-- Records provided start --

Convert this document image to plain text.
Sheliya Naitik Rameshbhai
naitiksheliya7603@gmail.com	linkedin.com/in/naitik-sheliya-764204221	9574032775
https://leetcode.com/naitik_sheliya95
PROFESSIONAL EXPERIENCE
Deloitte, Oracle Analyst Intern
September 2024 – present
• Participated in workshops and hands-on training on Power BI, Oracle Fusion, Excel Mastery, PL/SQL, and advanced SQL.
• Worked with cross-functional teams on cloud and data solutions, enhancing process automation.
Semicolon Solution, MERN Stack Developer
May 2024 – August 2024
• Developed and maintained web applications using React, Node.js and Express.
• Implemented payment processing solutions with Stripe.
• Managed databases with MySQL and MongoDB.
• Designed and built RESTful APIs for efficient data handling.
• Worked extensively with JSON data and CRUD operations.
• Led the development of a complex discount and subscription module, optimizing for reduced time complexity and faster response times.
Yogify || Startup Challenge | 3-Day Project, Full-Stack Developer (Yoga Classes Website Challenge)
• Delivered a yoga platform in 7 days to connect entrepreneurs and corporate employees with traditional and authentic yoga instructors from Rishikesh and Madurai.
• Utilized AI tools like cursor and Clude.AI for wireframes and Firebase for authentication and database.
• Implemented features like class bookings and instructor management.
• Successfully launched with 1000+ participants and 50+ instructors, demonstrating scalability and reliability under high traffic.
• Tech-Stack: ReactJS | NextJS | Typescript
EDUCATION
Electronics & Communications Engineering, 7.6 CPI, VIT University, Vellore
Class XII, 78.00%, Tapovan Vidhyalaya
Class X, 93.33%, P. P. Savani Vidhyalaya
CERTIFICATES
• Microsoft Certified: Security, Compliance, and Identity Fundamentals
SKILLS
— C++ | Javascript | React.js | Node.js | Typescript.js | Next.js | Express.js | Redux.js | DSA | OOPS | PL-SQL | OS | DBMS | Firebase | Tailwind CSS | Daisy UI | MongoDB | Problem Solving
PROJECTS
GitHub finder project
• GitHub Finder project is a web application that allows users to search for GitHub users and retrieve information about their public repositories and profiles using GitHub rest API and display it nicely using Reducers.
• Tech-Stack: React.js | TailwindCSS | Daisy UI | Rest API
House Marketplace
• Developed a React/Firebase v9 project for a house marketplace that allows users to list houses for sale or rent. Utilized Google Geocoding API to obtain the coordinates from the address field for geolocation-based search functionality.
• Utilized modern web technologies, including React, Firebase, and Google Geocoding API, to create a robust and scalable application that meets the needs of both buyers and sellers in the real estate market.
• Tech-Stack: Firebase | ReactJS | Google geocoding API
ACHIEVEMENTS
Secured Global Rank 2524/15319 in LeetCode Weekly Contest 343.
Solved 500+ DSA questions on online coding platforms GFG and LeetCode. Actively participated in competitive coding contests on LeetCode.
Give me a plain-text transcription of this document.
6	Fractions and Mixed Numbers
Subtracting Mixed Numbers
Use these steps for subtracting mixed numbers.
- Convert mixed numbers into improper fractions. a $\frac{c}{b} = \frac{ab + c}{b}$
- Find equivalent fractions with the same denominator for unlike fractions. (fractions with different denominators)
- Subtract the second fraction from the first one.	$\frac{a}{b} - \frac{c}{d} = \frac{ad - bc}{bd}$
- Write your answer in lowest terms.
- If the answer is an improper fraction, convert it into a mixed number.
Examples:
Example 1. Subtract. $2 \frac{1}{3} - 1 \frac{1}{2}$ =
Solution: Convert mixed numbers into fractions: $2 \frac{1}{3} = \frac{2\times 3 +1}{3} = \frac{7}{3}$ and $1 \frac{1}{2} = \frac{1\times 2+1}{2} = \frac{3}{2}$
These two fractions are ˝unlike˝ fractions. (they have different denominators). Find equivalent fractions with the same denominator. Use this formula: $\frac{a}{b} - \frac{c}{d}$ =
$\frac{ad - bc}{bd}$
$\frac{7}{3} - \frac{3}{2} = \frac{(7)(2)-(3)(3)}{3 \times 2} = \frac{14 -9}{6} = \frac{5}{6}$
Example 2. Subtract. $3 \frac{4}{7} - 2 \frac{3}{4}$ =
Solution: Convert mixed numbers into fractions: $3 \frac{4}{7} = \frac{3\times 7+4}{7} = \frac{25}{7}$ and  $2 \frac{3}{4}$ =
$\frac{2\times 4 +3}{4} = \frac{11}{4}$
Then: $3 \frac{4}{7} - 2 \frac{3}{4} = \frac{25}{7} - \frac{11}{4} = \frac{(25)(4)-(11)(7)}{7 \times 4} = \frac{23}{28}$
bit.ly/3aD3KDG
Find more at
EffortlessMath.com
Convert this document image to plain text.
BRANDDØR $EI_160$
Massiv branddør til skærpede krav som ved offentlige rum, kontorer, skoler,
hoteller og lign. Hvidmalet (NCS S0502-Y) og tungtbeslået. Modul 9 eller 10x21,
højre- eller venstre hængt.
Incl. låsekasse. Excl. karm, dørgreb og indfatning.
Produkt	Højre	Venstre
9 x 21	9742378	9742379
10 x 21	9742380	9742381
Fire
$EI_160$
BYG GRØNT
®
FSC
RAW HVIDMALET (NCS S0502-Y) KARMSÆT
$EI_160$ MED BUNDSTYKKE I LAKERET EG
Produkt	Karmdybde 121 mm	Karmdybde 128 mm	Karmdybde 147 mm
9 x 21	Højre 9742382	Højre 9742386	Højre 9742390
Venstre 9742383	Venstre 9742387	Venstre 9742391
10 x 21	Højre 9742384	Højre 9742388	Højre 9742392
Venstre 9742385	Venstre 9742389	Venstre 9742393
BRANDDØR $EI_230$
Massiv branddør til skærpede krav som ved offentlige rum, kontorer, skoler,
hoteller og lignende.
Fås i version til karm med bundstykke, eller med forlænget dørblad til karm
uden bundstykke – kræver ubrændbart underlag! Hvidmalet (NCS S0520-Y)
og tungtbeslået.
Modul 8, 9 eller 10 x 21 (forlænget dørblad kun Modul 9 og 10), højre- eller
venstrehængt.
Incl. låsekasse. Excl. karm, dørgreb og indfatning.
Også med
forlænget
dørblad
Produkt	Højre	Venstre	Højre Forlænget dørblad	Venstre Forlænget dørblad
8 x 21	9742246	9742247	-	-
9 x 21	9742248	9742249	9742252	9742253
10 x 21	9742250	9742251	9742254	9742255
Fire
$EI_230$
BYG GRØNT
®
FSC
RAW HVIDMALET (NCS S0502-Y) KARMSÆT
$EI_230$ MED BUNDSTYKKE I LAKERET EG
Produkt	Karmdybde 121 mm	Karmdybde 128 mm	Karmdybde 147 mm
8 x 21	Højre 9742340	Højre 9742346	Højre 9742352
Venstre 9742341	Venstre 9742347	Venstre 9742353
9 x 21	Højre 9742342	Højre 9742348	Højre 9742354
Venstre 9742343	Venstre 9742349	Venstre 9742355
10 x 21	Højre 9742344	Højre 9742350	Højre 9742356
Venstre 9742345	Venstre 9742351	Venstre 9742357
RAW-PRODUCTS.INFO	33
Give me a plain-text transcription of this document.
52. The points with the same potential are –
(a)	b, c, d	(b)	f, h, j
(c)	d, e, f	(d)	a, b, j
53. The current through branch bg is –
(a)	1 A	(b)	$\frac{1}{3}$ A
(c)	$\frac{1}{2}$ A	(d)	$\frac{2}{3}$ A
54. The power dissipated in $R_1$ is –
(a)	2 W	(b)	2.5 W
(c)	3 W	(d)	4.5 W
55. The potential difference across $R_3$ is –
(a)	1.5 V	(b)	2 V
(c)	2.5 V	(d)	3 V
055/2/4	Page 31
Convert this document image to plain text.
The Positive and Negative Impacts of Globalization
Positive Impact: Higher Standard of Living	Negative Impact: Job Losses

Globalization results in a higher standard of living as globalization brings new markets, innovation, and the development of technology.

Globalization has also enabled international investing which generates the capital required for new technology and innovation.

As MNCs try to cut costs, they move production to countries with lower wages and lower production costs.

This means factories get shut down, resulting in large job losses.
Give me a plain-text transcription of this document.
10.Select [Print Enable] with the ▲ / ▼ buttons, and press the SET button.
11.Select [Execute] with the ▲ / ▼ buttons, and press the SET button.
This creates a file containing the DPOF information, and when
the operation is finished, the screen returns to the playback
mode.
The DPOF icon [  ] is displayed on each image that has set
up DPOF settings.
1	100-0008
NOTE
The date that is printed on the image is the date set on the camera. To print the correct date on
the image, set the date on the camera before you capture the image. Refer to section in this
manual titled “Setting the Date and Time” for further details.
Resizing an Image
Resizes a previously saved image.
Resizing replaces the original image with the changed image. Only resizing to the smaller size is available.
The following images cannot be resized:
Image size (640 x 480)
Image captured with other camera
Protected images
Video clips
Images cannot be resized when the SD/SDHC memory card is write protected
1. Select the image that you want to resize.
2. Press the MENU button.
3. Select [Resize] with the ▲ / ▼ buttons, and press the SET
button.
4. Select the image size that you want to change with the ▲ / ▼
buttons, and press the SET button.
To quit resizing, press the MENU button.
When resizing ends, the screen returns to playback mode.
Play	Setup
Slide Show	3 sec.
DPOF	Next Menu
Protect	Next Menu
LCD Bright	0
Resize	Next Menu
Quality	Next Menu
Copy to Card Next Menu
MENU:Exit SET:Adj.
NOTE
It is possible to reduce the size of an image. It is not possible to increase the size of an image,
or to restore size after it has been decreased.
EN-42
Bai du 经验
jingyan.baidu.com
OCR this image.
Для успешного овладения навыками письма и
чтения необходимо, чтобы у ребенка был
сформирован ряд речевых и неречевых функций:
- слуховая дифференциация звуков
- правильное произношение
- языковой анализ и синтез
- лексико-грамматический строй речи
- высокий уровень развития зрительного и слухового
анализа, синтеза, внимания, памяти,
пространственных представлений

-- Records provided end --

= Work required =
Using the records above, select and copy every line that has the word "DPOF".

= Task result =
This creates a file containing the DPOF information, and when
The DPOF icon [  ] is displayed on each image that has set
up DPOF settings.
DPOF	Next Menu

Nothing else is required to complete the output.